**Dataset:**
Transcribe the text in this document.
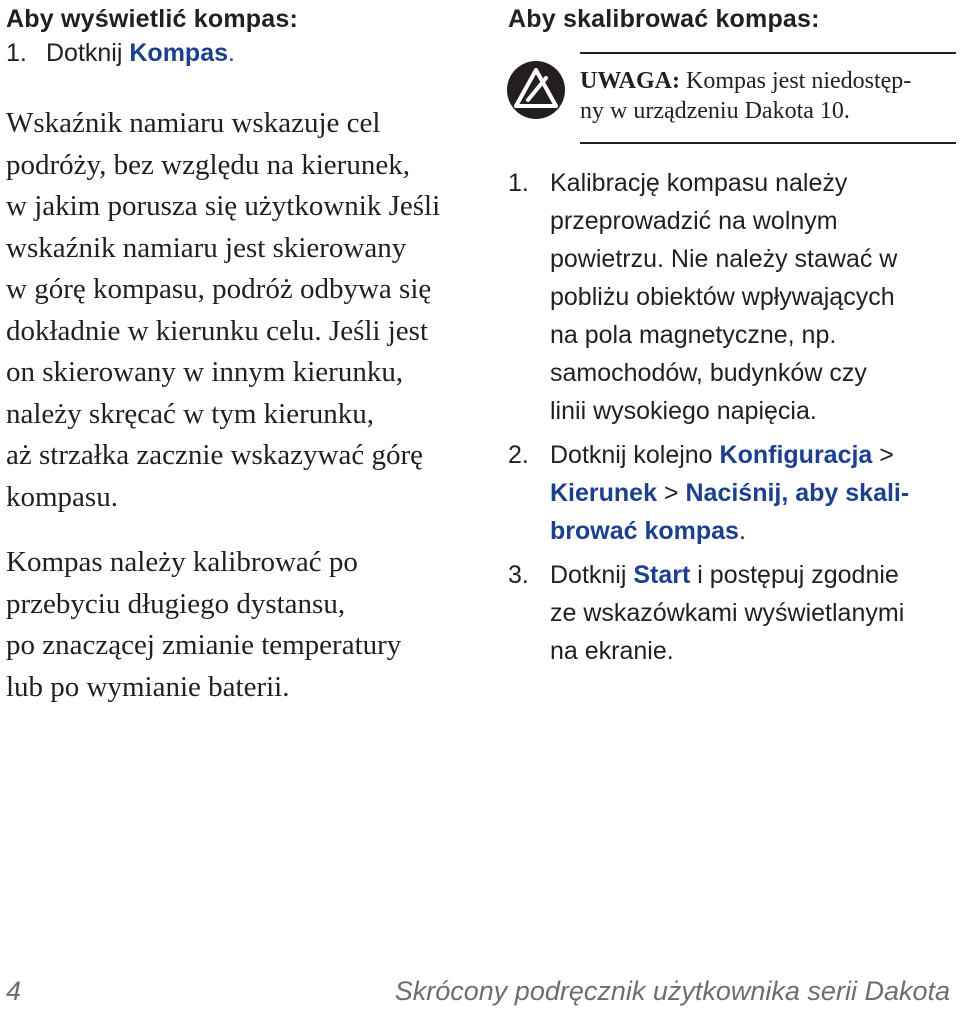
Aby wyświetlić kompas:
1. Dotknij Kompas.
Wskaźnik namiaru wskazuje cel
podróży, bez względu na kierunek,
w jakim porusza się użytkownik Jeśli
wskaźnik namiaru jest skierowany
w górę kompasu, podróż odbywa się
dokładnie w kierunku celu. Jeśli jest
on skierowany w innym kierunku,
należy skręcać w tym kierunku,
aż strzałka zacznie wskazywać górę
kompasu.
Kompas należy kalibrować po
przebyciu długiego dystansu,
po znaczącej zmianie temperatury
lub po wymianie baterii.
Aby skalibrować kompas:
UWAGA: Kompas jest niedostęp-
ny w urządzeniu Dakota 10.
1. Kalibrację kompasu należy
przeprowadzić na wolnym
powietrzu. Nie należy stawać w
pobliżu obiektów wpływających
na pola magnetyczne, np.
samochodów, budynków czy
linii wysokiego napięcia.
2. Dotknij kolejno Konfiguracja >
Kierunek > Naciśnij, aby skali-
brować kompas.
3. Dotknij Start i postępuj zgodnie
ze wskazówkami wyświetlanymi
na ekranie.
4	Skrócony podręcznik użytkownika serii Dakota
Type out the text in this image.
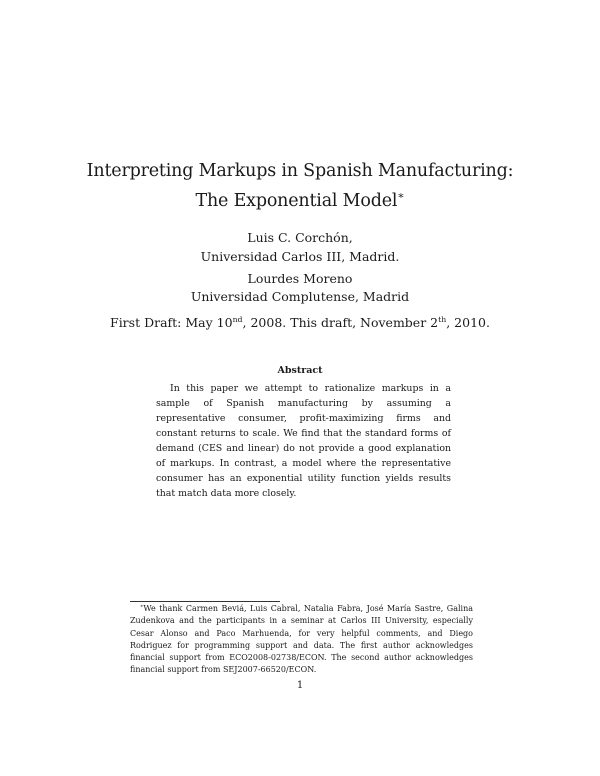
Interpreting Markups in Spanish Manufacturing:
The Exponential Model∗
Luis C. Corchón,
Universidad Carlos III, Madrid.
Lourdes Moreno
Universidad Complutense, Madrid
First Draft: May 10nd, 2008. This draft, November 2th, 2010.
Abstract

In this paper we attempt to rationalize markups in a sample of Spanish manufacturing by assuming a representative consumer, profit-maximizing firms and constant returns to scale. We find that the standard forms of demand (CES and linear) do not provide a good explanation of markups. In contrast, a model where the representative consumer has an exponential utility function yields results that match data more closely.

∗We thank Carmen Beviá, Luis Cabral, Natalia Fabra, José María Sastre, Galina Zudenkova and the participants in a seminar at Carlos III University, especially Cesar Alonso and Paco Marhuenda, for very helpful comments, and Diego Rodriguez for programming support and data. The first author acknowledges financial support from ECO2008-02738/ECON. The second author acknowledges financial support from SEJ2007-66520/ECON.

1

**Task brief:** In your copy of the records, include no pictures; repeat everything else exactly.

**Response for this exercise:**
Transcribe the text in this document.
Aby wyświetlić kompas:
1. Dotknij Kompas.
Wskaźnik namiaru wskazuje cel
podróży, bez względu na kierunek,
w jakim porusza się użytkownik Jeśli
wskaźnik namiaru jest skierowany
w górę kompasu, podróż odbywa się
dokładnie w kierunku celu. Jeśli jest
on skierowany w innym kierunku,
należy skręcać w tym kierunku,
aż strzałka zacznie wskazywać górę
kompasu.
Kompas należy kalibrować po
przebyciu długiego dystansu,
po znaczącej zmianie temperatury
lub po wymianie baterii.
Aby skalibrować kompas:
UWAGA: Kompas jest niedostęp-
ny w urządzeniu Dakota 10.
1. Kalibrację kompasu należy
przeprowadzić na wolnym
powietrzu. Nie należy stawać w
pobliżu obiektów wpływających
na pola magnetyczne, np.
samochodów, budynków czy
linii wysokiego napięcia.
2. Dotknij kolejno Konfiguracja >
Kierunek > Naciśnij, aby skali-
brować kompas.
3. Dotknij Start i postępuj zgodnie
ze wskazówkami wyświetlanymi
na ekranie.
4	Skrócony podręcznik użytkownika serii Dakota
Type out the text in this image.
Interpreting Markups in Spanish Manufacturing:
The Exponential Model∗
Luis C. Corchón,
Universidad Carlos III, Madrid.
Lourdes Moreno
Universidad Complutense, Madrid
First Draft: May 10nd, 2008. This draft, November 2th, 2010.
Abstract

In this paper we attempt to rationalize markups in a sample of Spanish manufacturing by assuming a representative consumer, profit-maximizing firms and constant returns to scale. We find that the standard forms of demand (CES and linear) do not provide a good explanation of markups. In contrast, a model where the representative consumer has an exponential utility function yields results that match data more closely.

∗We thank Carmen Beviá, Luis Cabral, Natalia Fabra, José María Sastre, Galina Zudenkova and the participants in a seminar at Carlos III University, especially Cesar Alonso and Paco Marhuenda, for very helpful comments, and Diego Rodriguez for programming support and data. The first author acknowledges financial support from ECO2008-02738/ECON. The second author acknowledges financial support from SEJ2007-66520/ECON.

1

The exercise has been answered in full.